TASK STATEMENT – Each record below is to be reproduced without any change.

DATA FOR THE TASK –
* start *

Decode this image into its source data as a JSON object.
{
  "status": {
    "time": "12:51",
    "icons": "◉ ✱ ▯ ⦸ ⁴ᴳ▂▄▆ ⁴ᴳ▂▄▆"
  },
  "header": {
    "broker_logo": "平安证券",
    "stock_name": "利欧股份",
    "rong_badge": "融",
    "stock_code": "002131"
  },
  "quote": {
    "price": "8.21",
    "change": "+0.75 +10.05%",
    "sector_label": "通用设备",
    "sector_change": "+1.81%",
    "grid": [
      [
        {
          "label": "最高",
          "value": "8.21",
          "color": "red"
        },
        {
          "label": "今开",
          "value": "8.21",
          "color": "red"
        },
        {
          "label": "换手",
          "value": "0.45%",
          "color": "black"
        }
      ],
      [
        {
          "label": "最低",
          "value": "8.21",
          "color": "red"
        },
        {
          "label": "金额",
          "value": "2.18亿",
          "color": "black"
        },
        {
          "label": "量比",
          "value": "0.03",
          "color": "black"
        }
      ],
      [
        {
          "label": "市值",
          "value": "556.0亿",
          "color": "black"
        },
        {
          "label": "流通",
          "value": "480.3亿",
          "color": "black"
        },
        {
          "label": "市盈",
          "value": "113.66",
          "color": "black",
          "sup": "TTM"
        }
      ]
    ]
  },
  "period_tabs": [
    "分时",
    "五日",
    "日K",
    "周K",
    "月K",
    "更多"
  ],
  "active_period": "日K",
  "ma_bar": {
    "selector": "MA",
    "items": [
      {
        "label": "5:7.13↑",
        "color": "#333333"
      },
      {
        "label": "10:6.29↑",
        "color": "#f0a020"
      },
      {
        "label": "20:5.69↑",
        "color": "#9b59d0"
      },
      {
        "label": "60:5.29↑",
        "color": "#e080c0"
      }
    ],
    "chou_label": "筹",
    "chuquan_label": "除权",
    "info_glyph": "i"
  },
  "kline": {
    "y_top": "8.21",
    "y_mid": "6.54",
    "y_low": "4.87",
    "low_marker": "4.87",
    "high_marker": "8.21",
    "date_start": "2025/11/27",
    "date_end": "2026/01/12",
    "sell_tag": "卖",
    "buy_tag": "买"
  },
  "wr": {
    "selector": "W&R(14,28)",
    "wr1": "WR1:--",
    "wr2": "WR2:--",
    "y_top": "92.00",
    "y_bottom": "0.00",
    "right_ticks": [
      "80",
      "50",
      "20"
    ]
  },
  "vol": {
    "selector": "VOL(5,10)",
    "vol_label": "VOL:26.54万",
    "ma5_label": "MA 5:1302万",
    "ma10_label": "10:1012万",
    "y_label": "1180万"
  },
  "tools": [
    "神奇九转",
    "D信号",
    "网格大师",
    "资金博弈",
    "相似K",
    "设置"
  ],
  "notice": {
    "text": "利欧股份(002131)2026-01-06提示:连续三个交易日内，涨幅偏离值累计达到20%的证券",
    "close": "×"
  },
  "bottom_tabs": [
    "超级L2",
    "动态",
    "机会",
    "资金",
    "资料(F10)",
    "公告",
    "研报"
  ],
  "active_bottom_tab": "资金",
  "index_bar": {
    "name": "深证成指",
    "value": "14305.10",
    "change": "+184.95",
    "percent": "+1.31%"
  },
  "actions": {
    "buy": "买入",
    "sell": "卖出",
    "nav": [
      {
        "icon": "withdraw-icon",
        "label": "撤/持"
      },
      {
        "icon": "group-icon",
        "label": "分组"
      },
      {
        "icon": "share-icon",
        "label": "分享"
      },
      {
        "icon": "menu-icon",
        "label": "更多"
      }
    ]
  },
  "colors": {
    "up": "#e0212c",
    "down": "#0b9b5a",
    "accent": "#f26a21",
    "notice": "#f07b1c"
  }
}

* end *

RESULT –
Decode this image into its source data as a JSON object.
{
  "status": {
    "time": "12:51",
    "icons": "◉ ✱ ▯ ⦸ ⁴ᴳ▂▄▆ ⁴ᴳ▂▄▆"
  },
  "header": {
    "broker_logo": "平安证券",
    "stock_name": "利欧股份",
    "rong_badge": "融",
    "stock_code": "002131"
  },
  "quote": {
    "price": "8.21",
    "change": "+0.75 +10.05%",
    "sector_label": "通用设备",
    "sector_change": "+1.81%",
    "grid": [
      [
        {
          "label": "最高",
          "value": "8.21",
          "color": "red"
        },
        {
          "label": "今开",
          "value": "8.21",
          "color": "red"
        },
        {
          "label": "换手",
          "value": "0.45%",
          "color": "black"
        }
      ],
      [
        {
          "label": "最低",
          "value": "8.21",
          "color": "red"
        },
        {
          "label": "金额",
          "value": "2.18亿",
          "color": "black"
        },
        {
          "label": "量比",
          "value": "0.03",
          "color": "black"
        }
      ],
      [
        {
          "label": "市值",
          "value": "556.0亿",
          "color": "black"
        },
        {
          "label": "流通",
          "value": "480.3亿",
          "color": "black"
        },
        {
          "label": "市盈",
          "value": "113.66",
          "color": "black",
          "sup": "TTM"
        }
      ]
    ]
  },
  "period_tabs": [
    "分时",
    "五日",
    "日K",
    "周K",
    "月K",
    "更多"
  ],
  "active_period": "日K",
  "ma_bar": {
    "selector": "MA",
    "items": [
      {
        "label": "5:7.13↑",
        "color": "#333333"
      },
      {
        "label": "10:6.29↑",
        "color": "#f0a020"
      },
      {
        "label": "20:5.69↑",
        "color": "#9b59d0"
      },
      {
        "label": "60:5.29↑",
        "color": "#e080c0"
      }
    ],
    "chou_label": "筹",
    "chuquan_label": "除权",
    "info_glyph": "i"
  },
  "kline": {
    "y_top": "8.21",
    "y_mid": "6.54",
    "y_low": "4.87",
    "low_marker": "4.87",
    "high_marker": "8.21",
    "date_start": "2025/11/27",
    "date_end": "2026/01/12",
    "sell_tag": "卖",
    "buy_tag": "买"
  },
  "wr": {
    "selector": "W&R(14,28)",
    "wr1": "WR1:--",
    "wr2": "WR2:--",
    "y_top": "92.00",
    "y_bottom": "0.00",
    "right_ticks": [
      "80",
      "50",
      "20"
    ]
  },
  "vol": {
    "selector": "VOL(5,10)",
    "vol_label": "VOL:26.54万",
    "ma5_label": "MA 5:1302万",
    "ma10_label": "10:1012万",
    "y_label": "1180万"
  },
  "tools": [
    "神奇九转",
    "D信号",
    "网格大师",
    "资金博弈",
    "相似K",
    "设置"
  ],
  "notice": {
    "text": "利欧股份(002131)2026-01-06提示:连续三个交易日内，涨幅偏离值累计达到20%的证券",
    "close": "×"
  },
  "bottom_tabs": [
    "超级L2",
    "动态",
    "机会",
    "资金",
    "资料(F10)",
    "公告",
    "研报"
  ],
  "active_bottom_tab": "资金",
  "index_bar": {
    "name": "深证成指",
    "value": "14305.10",
    "change": "+184.95",
    "percent": "+1.31%"
  },
  "actions": {
    "buy": "买入",
    "sell": "卖出",
    "nav": [
      {
        "icon": "withdraw-icon",
        "label": "撤/持"
      },
      {
        "icon": "group-icon",
        "label": "分组"
      },
      {
        "icon": "share-icon",
        "label": "分享"
      },
      {
        "icon": "menu-icon",
        "label": "更多"
      }
    ]
  },
  "colors": {
    "up": "#e0212c",
    "down": "#0b9b5a",
    "accent": "#f26a21",
    "notice": "#f07b1c"
  }
}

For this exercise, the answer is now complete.